What this task involves:
Below are entries. Pull out all lines containing "الثقات".

╭─ Stored data

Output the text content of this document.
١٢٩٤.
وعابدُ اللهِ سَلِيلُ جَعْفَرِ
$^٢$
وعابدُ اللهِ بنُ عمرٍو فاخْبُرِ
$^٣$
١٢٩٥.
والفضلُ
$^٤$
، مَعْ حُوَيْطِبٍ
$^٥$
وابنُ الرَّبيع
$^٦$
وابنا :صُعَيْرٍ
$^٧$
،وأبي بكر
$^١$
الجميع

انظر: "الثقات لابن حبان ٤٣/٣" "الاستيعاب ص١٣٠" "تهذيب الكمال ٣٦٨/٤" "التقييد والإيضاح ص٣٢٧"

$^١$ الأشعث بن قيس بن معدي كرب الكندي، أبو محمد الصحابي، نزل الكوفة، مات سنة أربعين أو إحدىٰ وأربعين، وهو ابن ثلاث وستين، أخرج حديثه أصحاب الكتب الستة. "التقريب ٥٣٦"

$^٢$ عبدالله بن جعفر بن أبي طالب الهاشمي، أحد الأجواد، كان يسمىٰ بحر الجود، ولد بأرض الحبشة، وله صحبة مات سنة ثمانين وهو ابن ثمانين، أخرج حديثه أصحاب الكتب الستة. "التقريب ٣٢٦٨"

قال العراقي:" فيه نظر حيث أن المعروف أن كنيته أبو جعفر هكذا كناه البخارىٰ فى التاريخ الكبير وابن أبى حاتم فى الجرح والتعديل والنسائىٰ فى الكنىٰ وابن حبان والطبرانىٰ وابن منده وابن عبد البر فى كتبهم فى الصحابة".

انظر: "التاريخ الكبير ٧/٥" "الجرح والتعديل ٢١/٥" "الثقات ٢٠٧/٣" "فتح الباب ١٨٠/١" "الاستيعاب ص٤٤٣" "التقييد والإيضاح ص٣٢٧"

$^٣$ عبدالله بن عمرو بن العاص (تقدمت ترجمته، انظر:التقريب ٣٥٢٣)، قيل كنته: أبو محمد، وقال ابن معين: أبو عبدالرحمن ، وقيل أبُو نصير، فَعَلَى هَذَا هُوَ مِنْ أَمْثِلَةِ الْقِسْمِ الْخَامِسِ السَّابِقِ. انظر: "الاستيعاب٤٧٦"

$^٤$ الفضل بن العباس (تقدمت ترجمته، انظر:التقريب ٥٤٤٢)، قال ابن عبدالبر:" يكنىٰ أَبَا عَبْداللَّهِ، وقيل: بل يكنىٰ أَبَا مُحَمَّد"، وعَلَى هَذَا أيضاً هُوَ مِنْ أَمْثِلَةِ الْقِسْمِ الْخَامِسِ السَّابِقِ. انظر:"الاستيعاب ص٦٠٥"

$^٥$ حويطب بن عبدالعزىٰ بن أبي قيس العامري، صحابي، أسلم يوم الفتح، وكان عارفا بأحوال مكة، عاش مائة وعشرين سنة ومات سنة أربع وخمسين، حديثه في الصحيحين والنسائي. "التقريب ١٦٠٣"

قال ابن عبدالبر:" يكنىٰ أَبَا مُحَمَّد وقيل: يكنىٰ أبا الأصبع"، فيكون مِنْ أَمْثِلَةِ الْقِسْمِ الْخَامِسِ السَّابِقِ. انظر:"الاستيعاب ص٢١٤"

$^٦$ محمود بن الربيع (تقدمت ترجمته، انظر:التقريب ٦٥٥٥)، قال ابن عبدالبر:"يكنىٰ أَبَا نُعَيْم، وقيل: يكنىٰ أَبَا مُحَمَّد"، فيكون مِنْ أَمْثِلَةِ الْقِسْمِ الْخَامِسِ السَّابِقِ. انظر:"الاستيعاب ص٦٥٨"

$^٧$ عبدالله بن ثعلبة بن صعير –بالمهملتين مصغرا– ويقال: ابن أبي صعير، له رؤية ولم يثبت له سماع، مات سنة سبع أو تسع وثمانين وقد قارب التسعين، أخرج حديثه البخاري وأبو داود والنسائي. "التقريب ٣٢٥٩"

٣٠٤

╰─

The solution:
انظر: "الثقات لابن حبان ٤٣/٣" "الاستيعاب ص١٣٠" "تهذيب الكمال ٣٦٨/٤" "التقييد والإيضاح ص٣٢٧"
انظر: "التاريخ الكبير ٧/٥" "الجرح والتعديل ٢١/٥" "الثقات ٢٠٧/٣" "فتح الباب ١٨٠/١" "الاستيعاب ص٤٤٣" "التقييد والإيضاح ص٣٢٧"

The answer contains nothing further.